• What you have to do: Copy out each line of the material below with no changes.
== Input for this task ==
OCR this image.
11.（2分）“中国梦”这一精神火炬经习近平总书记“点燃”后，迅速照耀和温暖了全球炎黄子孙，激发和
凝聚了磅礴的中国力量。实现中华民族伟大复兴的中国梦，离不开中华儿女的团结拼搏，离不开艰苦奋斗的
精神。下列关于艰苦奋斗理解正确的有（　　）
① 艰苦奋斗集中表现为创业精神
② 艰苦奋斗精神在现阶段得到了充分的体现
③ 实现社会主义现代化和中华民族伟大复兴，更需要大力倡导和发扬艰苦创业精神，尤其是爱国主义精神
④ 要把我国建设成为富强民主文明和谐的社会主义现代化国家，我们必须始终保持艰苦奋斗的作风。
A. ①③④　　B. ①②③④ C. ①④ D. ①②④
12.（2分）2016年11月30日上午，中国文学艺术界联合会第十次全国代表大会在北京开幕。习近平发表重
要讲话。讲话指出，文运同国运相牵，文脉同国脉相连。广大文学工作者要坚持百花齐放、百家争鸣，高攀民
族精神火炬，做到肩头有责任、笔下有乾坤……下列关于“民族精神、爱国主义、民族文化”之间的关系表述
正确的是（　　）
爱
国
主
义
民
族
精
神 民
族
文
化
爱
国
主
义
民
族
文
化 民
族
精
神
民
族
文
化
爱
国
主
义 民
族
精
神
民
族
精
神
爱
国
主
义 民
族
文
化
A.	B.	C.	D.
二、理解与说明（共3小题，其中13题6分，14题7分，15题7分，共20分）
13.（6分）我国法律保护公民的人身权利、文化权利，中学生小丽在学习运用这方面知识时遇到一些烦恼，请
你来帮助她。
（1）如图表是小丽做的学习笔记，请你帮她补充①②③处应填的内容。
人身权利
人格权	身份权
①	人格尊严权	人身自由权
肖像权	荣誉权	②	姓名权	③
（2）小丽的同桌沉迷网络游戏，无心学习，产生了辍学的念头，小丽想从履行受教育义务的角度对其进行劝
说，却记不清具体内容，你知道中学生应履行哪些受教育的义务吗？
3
===
• Finished exercise:
OCR this image.
11.（2分）“中国梦”这一精神火炬经习近平总书记“点燃”后，迅速照耀和温暖了全球炎黄子孙，激发和
凝聚了磅礴的中国力量。实现中华民族伟大复兴的中国梦，离不开中华儿女的团结拼搏，离不开艰苦奋斗的
精神。下列关于艰苦奋斗理解正确的有（　　）
① 艰苦奋斗集中表现为创业精神
② 艰苦奋斗精神在现阶段得到了充分的体现
③ 实现社会主义现代化和中华民族伟大复兴，更需要大力倡导和发扬艰苦创业精神，尤其是爱国主义精神
④ 要把我国建设成为富强民主文明和谐的社会主义现代化国家，我们必须始终保持艰苦奋斗的作风。
A. ①③④　　B. ①②③④ C. ①④ D. ①②④
12.（2分）2016年11月30日上午，中国文学艺术界联合会第十次全国代表大会在北京开幕。习近平发表重
要讲话。讲话指出，文运同国运相牵，文脉同国脉相连。广大文学工作者要坚持百花齐放、百家争鸣，高攀民
族精神火炬，做到肩头有责任、笔下有乾坤……下列关于“民族精神、爱国主义、民族文化”之间的关系表述
正确的是（　　）
爱
国
主
义
民
族
精
神 民
族
文
化
爱
国
主
义
民
族
文
化 民
族
精
神
民
族
文
化
爱
国
主
义 民
族
精
神
民
族
精
神
爱
国
主
义 民
族
文
化
A.	B.	C.	D.
二、理解与说明（共3小题，其中13题6分，14题7分，15题7分，共20分）
13.（6分）我国法律保护公民的人身权利、文化权利，中学生小丽在学习运用这方面知识时遇到一些烦恼，请
你来帮助她。
（1）如图表是小丽做的学习笔记，请你帮她补充①②③处应填的内容。
人身权利
人格权	身份权
①	人格尊严权	人身自由权
肖像权	荣誉权	②	姓名权	③
（2）小丽的同桌沉迷网络游戏，无心学习，产生了辍学的念头，小丽想从履行受教育义务的角度对其进行劝
说，却记不清具体内容，你知道中学生应履行哪些受教育的义务吗？
3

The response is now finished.